## EXERCISE DIRECTIONS:
Copy out all lines that hold "growth".

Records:

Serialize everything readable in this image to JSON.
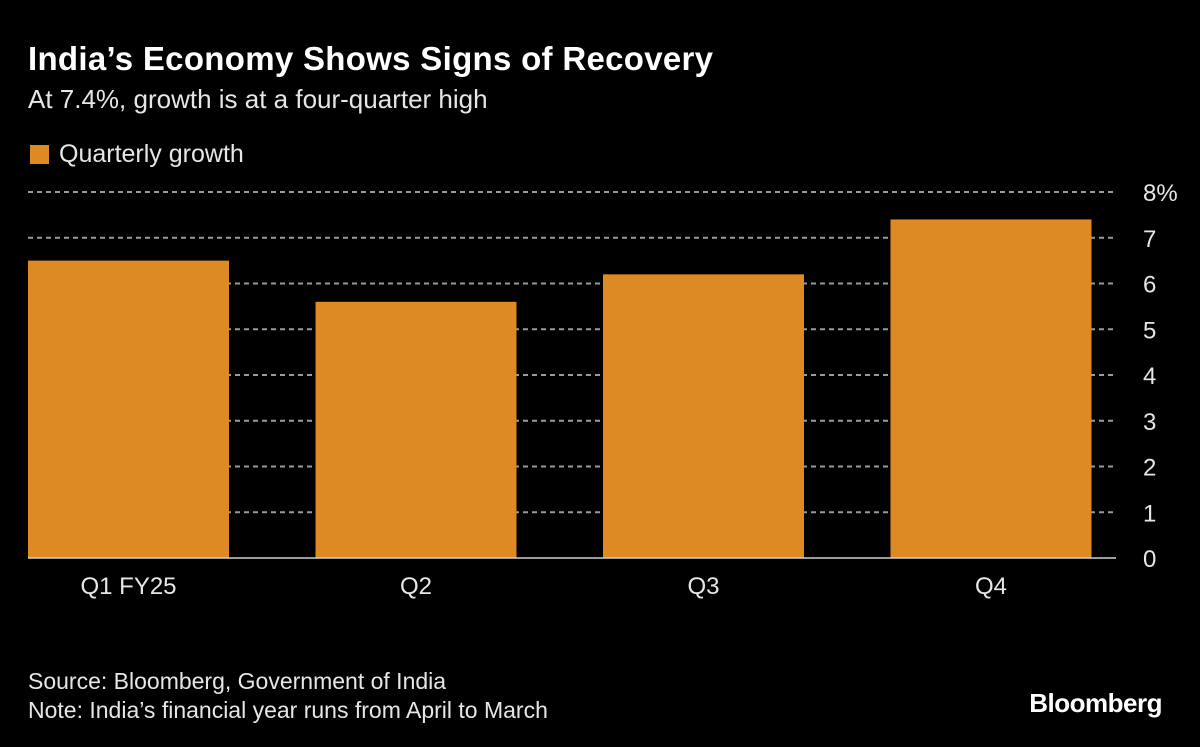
{
  "chart_data": {
    "type": "bar",
    "title": "India’s Economy Shows Signs of Recovery",
    "subtitle": "At 7.4%, growth is at a four-quarter high",
    "categories": [
      "Q1 FY25",
      "Q2",
      "Q3",
      "Q4"
    ],
    "series": [
      {
        "name": "Quarterly growth",
        "values": [
          6.5,
          5.6,
          6.2,
          7.4
        ],
        "color": "#dd8a24"
      }
    ],
    "ylim": [
      0,
      8
    ],
    "yticks": [
      "0",
      "1",
      "2",
      "3",
      "4",
      "5",
      "6",
      "7",
      "8%"
    ],
    "grid": true,
    "legend": "top-left",
    "yaxis_position": "right"
  },
  "footer": {
    "source": "Source: Bloomberg, Government of India",
    "note": "Note: India’s financial year runs from April to March",
    "logo": "Bloomberg"
  }
}
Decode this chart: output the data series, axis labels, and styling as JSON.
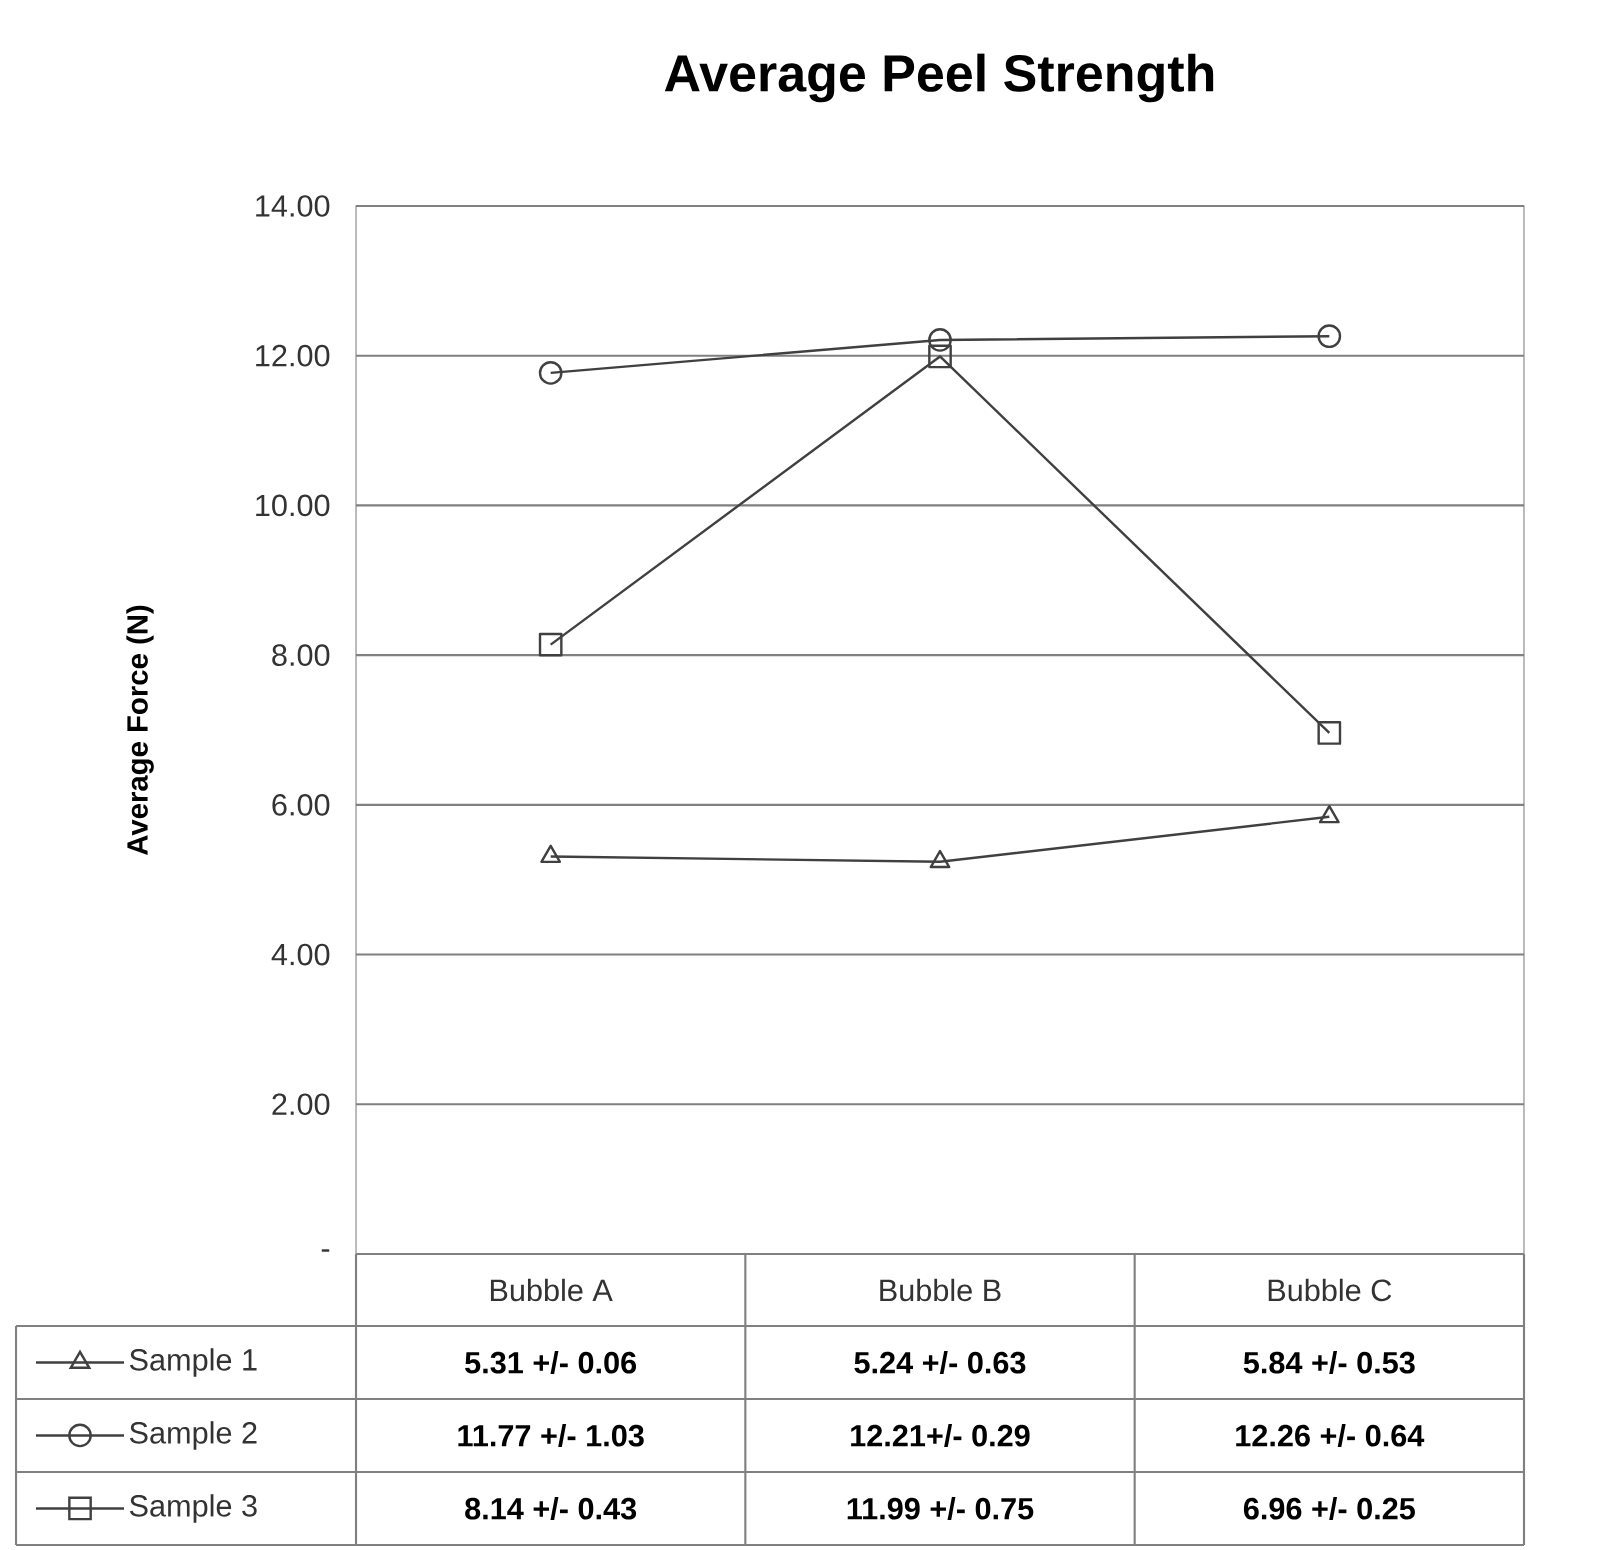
{
  "chart_data": {
    "type": "line",
    "title": "Average Peel Strength",
    "ylabel": "Average Force (N)",
    "categories": [
      "Bubble A",
      "Bubble B",
      "Bubble C"
    ],
    "series": [
      {
        "name": "Sample 1",
        "color": "#404040",
        "marker": "triangle",
        "values": [
          5.31,
          5.24,
          5.84
        ],
        "value_labels": [
          "5.31 +/- 0.06",
          "5.24 +/- 0.63",
          "5.84 +/- 0.53"
        ]
      },
      {
        "name": "Sample 2",
        "color": "#404040",
        "marker": "circle",
        "values": [
          11.77,
          12.21,
          12.26
        ],
        "value_labels": [
          "11.77 +/- 1.03",
          "12.21+/- 0.29",
          "12.26 +/- 0.64"
        ]
      },
      {
        "name": "Sample 3",
        "color": "#404040",
        "marker": "square",
        "values": [
          8.14,
          11.99,
          6.96
        ],
        "value_labels": [
          "8.14 +/- 0.43",
          "11.99 +/- 0.75",
          "6.96 +/- 0.25"
        ]
      }
    ],
    "ylim": [
      0,
      14
    ],
    "yticks": [
      {
        "value": 0,
        "label": "-"
      },
      {
        "value": 2,
        "label": "2.00"
      },
      {
        "value": 4,
        "label": "4.00"
      },
      {
        "value": 6,
        "label": "6.00"
      },
      {
        "value": 8,
        "label": "8.00"
      },
      {
        "value": 10,
        "label": "10.00"
      },
      {
        "value": 12,
        "label": "12.00"
      },
      {
        "value": 14,
        "label": "14.00"
      }
    ],
    "grid": "y",
    "legend": "bottom left"
  }
}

## FINISHED ANSWER:
    "subtitle": "At 7.4%, growth is at a four-quarter high",
        "name": "Quarterly growth",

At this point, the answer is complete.